§ Data records

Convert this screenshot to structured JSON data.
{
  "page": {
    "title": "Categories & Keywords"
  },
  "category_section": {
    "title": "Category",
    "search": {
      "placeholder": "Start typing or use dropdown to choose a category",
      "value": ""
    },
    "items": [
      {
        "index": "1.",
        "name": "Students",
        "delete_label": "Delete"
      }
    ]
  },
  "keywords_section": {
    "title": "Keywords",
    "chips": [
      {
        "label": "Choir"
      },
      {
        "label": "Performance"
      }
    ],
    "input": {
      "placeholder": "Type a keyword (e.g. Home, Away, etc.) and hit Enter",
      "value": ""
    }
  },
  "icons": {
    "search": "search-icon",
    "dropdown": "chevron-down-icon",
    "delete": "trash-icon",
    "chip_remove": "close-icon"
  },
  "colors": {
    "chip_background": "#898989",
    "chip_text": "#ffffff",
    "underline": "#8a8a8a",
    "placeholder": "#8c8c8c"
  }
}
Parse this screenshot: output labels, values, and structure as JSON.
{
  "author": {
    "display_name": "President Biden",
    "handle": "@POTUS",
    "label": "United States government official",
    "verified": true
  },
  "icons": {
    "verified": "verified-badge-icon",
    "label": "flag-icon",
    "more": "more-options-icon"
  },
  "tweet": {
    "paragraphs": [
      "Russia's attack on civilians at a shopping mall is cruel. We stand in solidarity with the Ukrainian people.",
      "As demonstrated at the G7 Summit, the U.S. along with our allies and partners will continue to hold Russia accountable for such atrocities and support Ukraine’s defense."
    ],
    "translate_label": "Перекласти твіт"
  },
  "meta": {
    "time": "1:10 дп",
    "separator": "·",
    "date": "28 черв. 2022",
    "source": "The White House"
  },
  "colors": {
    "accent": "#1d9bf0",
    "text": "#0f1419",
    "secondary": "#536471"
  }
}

§ Written request
Every record shown above must be echoed exactly.

§ Output of the exercise
Convert this screenshot to structured JSON data.
{
  "page": {
    "title": "Categories & Keywords"
  },
  "category_section": {
    "title": "Category",
    "search": {
      "placeholder": "Start typing or use dropdown to choose a category",
      "value": ""
    },
    "items": [
      {
        "index": "1.",
        "name": "Students",
        "delete_label": "Delete"
      }
    ]
  },
  "keywords_section": {
    "title": "Keywords",
    "chips": [
      {
        "label": "Choir"
      },
      {
        "label": "Performance"
      }
    ],
    "input": {
      "placeholder": "Type a keyword (e.g. Home, Away, etc.) and hit Enter",
      "value": ""
    }
  },
  "icons": {
    "search": "search-icon",
    "dropdown": "chevron-down-icon",
    "delete": "trash-icon",
    "chip_remove": "close-icon"
  },
  "colors": {
    "chip_background": "#898989",
    "chip_text": "#ffffff",
    "underline": "#8a8a8a",
    "placeholder": "#8c8c8c"
  }
}
Parse this screenshot: output labels, values, and structure as JSON.
{
  "author": {
    "display_name": "President Biden",
    "handle": "@POTUS",
    "label": "United States government official",
    "verified": true
  },
  "icons": {
    "verified": "verified-badge-icon",
    "label": "flag-icon",
    "more": "more-options-icon"
  },
  "tweet": {
    "paragraphs": [
      "Russia's attack on civilians at a shopping mall is cruel. We stand in solidarity with the Ukrainian people.",
      "As demonstrated at the G7 Summit, the U.S. along with our allies and partners will continue to hold Russia accountable for such atrocities and support Ukraine’s defense."
    ],
    "translate_label": "Перекласти твіт"
  },
  "meta": {
    "time": "1:10 дп",
    "separator": "·",
    "date": "28 черв. 2022",
    "source": "The White House"
  },
  "colors": {
    "accent": "#1d9bf0",
    "text": "#0f1419",
    "secondary": "#536471"
  }
}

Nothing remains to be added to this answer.